Work to complete: Every record below should be printed exactly as it appears.

Start of Source records

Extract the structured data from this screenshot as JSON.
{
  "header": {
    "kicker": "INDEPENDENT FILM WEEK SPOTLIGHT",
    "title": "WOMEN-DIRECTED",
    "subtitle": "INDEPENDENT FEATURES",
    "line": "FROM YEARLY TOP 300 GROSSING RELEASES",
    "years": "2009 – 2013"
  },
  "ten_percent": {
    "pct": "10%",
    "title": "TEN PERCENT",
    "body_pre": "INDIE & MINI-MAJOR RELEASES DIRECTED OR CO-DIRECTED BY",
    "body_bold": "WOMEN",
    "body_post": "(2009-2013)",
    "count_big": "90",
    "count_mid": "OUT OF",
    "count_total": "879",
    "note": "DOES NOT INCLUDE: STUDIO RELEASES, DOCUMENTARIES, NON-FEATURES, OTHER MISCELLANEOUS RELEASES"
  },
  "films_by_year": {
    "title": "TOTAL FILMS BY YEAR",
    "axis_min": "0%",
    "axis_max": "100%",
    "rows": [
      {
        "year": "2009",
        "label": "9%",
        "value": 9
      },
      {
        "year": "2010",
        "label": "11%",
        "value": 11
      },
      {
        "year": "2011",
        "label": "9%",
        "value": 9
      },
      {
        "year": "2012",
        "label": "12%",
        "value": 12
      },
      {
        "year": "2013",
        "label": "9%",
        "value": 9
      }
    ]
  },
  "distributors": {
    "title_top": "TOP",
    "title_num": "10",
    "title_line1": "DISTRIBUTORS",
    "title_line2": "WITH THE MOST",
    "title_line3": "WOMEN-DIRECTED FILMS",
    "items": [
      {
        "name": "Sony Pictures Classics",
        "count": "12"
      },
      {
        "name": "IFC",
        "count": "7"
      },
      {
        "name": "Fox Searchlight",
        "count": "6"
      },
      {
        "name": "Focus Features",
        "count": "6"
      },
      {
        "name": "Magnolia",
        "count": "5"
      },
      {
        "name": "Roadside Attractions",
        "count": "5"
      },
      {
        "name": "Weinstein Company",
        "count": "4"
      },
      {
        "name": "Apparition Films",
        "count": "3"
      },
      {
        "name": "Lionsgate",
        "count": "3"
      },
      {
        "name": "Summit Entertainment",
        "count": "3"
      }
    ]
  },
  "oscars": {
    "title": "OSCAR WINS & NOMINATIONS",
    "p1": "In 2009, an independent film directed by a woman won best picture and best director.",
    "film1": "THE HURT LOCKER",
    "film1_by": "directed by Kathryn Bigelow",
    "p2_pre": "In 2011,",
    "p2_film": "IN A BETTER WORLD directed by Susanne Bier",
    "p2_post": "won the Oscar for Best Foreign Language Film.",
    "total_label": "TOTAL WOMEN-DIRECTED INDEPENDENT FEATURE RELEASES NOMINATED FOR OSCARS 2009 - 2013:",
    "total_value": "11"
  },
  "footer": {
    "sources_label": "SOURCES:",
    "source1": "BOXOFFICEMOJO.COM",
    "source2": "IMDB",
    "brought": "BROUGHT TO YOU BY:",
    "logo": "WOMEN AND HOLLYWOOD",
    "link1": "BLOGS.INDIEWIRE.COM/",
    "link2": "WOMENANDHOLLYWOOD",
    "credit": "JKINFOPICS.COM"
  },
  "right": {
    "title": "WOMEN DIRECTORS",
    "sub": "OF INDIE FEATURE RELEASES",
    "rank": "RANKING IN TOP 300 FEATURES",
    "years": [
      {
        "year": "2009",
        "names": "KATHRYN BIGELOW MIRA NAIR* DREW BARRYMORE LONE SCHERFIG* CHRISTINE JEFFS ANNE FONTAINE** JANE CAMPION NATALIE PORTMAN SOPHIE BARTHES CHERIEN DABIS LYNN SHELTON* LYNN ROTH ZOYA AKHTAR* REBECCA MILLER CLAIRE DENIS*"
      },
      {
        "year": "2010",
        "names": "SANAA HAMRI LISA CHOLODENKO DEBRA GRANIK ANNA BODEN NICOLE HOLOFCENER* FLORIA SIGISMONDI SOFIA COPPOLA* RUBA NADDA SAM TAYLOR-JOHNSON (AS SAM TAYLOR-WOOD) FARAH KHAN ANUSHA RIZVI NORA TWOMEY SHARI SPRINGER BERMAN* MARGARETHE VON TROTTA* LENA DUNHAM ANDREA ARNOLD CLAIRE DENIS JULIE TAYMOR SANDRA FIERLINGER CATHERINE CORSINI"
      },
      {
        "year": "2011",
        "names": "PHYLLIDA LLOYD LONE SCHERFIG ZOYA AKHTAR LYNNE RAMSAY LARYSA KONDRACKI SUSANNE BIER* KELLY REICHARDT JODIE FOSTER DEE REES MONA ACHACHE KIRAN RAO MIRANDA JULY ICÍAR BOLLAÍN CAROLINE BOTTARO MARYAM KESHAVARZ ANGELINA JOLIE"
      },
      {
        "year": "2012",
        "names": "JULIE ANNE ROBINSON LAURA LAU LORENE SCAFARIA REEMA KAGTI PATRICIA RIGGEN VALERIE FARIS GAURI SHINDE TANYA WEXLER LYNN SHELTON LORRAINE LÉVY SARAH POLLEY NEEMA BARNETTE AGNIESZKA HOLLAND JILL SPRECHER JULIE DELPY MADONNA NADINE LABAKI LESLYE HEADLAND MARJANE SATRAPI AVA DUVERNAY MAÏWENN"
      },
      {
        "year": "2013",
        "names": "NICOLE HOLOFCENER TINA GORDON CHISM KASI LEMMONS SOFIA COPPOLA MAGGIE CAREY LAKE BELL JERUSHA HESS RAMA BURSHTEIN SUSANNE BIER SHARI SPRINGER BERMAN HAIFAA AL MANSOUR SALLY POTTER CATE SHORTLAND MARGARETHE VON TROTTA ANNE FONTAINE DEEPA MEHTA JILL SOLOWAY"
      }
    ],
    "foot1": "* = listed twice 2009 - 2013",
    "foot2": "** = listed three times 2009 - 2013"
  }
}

End of Source records

Task answer:
Extract the structured data from this screenshot as JSON.
{
  "header": {
    "kicker": "INDEPENDENT FILM WEEK SPOTLIGHT",
    "title": "WOMEN-DIRECTED",
    "subtitle": "INDEPENDENT FEATURES",
    "line": "FROM YEARLY TOP 300 GROSSING RELEASES",
    "years": "2009 – 2013"
  },
  "ten_percent": {
    "pct": "10%",
    "title": "TEN PERCENT",
    "body_pre": "INDIE & MINI-MAJOR RELEASES DIRECTED OR CO-DIRECTED BY",
    "body_bold": "WOMEN",
    "body_post": "(2009-2013)",
    "count_big": "90",
    "count_mid": "OUT OF",
    "count_total": "879",
    "note": "DOES NOT INCLUDE: STUDIO RELEASES, DOCUMENTARIES, NON-FEATURES, OTHER MISCELLANEOUS RELEASES"
  },
  "films_by_year": {
    "title": "TOTAL FILMS BY YEAR",
    "axis_min": "0%",
    "axis_max": "100%",
    "rows": [
      {
        "year": "2009",
        "label": "9%",
        "value": 9
      },
      {
        "year": "2010",
        "label": "11%",
        "value": 11
      },
      {
        "year": "2011",
        "label": "9%",
        "value": 9
      },
      {
        "year": "2012",
        "label": "12%",
        "value": 12
      },
      {
        "year": "2013",
        "label": "9%",
        "value": 9
      }
    ]
  },
  "distributors": {
    "title_top": "TOP",
    "title_num": "10",
    "title_line1": "DISTRIBUTORS",
    "title_line2": "WITH THE MOST",
    "title_line3": "WOMEN-DIRECTED FILMS",
    "items": [
      {
        "name": "Sony Pictures Classics",
        "count": "12"
      },
      {
        "name": "IFC",
        "count": "7"
      },
      {
        "name": "Fox Searchlight",
        "count": "6"
      },
      {
        "name": "Focus Features",
        "count": "6"
      },
      {
        "name": "Magnolia",
        "count": "5"
      },
      {
        "name": "Roadside Attractions",
        "count": "5"
      },
      {
        "name": "Weinstein Company",
        "count": "4"
      },
      {
        "name": "Apparition Films",
        "count": "3"
      },
      {
        "name": "Lionsgate",
        "count": "3"
      },
      {
        "name": "Summit Entertainment",
        "count": "3"
      }
    ]
  },
  "oscars": {
    "title": "OSCAR WINS & NOMINATIONS",
    "p1": "In 2009, an independent film directed by a woman won best picture and best director.",
    "film1": "THE HURT LOCKER",
    "film1_by": "directed by Kathryn Bigelow",
    "p2_pre": "In 2011,",
    "p2_film": "IN A BETTER WORLD directed by Susanne Bier",
    "p2_post": "won the Oscar for Best Foreign Language Film.",
    "total_label": "TOTAL WOMEN-DIRECTED INDEPENDENT FEATURE RELEASES NOMINATED FOR OSCARS 2009 - 2013:",
    "total_value": "11"
  },
  "footer": {
    "sources_label": "SOURCES:",
    "source1": "BOXOFFICEMOJO.COM",
    "source2": "IMDB",
    "brought": "BROUGHT TO YOU BY:",
    "logo": "WOMEN AND HOLLYWOOD",
    "link1": "BLOGS.INDIEWIRE.COM/",
    "link2": "WOMENANDHOLLYWOOD",
    "credit": "JKINFOPICS.COM"
  },
  "right": {
    "title": "WOMEN DIRECTORS",
    "sub": "OF INDIE FEATURE RELEASES",
    "rank": "RANKING IN TOP 300 FEATURES",
    "years": [
      {
        "year": "2009",
        "names": "KATHRYN BIGELOW MIRA NAIR* DREW BARRYMORE LONE SCHERFIG* CHRISTINE JEFFS ANNE FONTAINE** JANE CAMPION NATALIE PORTMAN SOPHIE BARTHES CHERIEN DABIS LYNN SHELTON* LYNN ROTH ZOYA AKHTAR* REBECCA MILLER CLAIRE DENIS*"
      },
      {
        "year": "2010",
        "names": "SANAA HAMRI LISA CHOLODENKO DEBRA GRANIK ANNA BODEN NICOLE HOLOFCENER* FLORIA SIGISMONDI SOFIA COPPOLA* RUBA NADDA SAM TAYLOR-JOHNSON (AS SAM TAYLOR-WOOD) FARAH KHAN ANUSHA RIZVI NORA TWOMEY SHARI SPRINGER BERMAN* MARGARETHE VON TROTTA* LENA DUNHAM ANDREA ARNOLD CLAIRE DENIS JULIE TAYMOR SANDRA FIERLINGER CATHERINE CORSINI"
      },
      {
        "year": "2011",
        "names": "PHYLLIDA LLOYD LONE SCHERFIG ZOYA AKHTAR LYNNE RAMSAY LARYSA KONDRACKI SUSANNE BIER* KELLY REICHARDT JODIE FOSTER DEE REES MONA ACHACHE KIRAN RAO MIRANDA JULY ICÍAR BOLLAÍN CAROLINE BOTTARO MARYAM KESHAVARZ ANGELINA JOLIE"
      },
      {
        "year": "2012",
        "names": "JULIE ANNE ROBINSON LAURA LAU LORENE SCAFARIA REEMA KAGTI PATRICIA RIGGEN VALERIE FARIS GAURI SHINDE TANYA WEXLER LYNN SHELTON LORRAINE LÉVY SARAH POLLEY NEEMA BARNETTE AGNIESZKA HOLLAND JILL SPRECHER JULIE DELPY MADONNA NADINE LABAKI LESLYE HEADLAND MARJANE SATRAPI AVA DUVERNAY MAÏWENN"
      },
      {
        "year": "2013",
        "names": "NICOLE HOLOFCENER TINA GORDON CHISM KASI LEMMONS SOFIA COPPOLA MAGGIE CAREY LAKE BELL JERUSHA HESS RAMA BURSHTEIN SUSANNE BIER SHARI SPRINGER BERMAN HAIFAA AL MANSOUR SALLY POTTER CATE SHORTLAND MARGARETHE VON TROTTA ANNE FONTAINE DEEPA MEHTA JILL SOLOWAY"
      }
    ],
    "foot1": "* = listed twice 2009 - 2013",
    "foot2": "** = listed three times 2009 - 2013"
  }
}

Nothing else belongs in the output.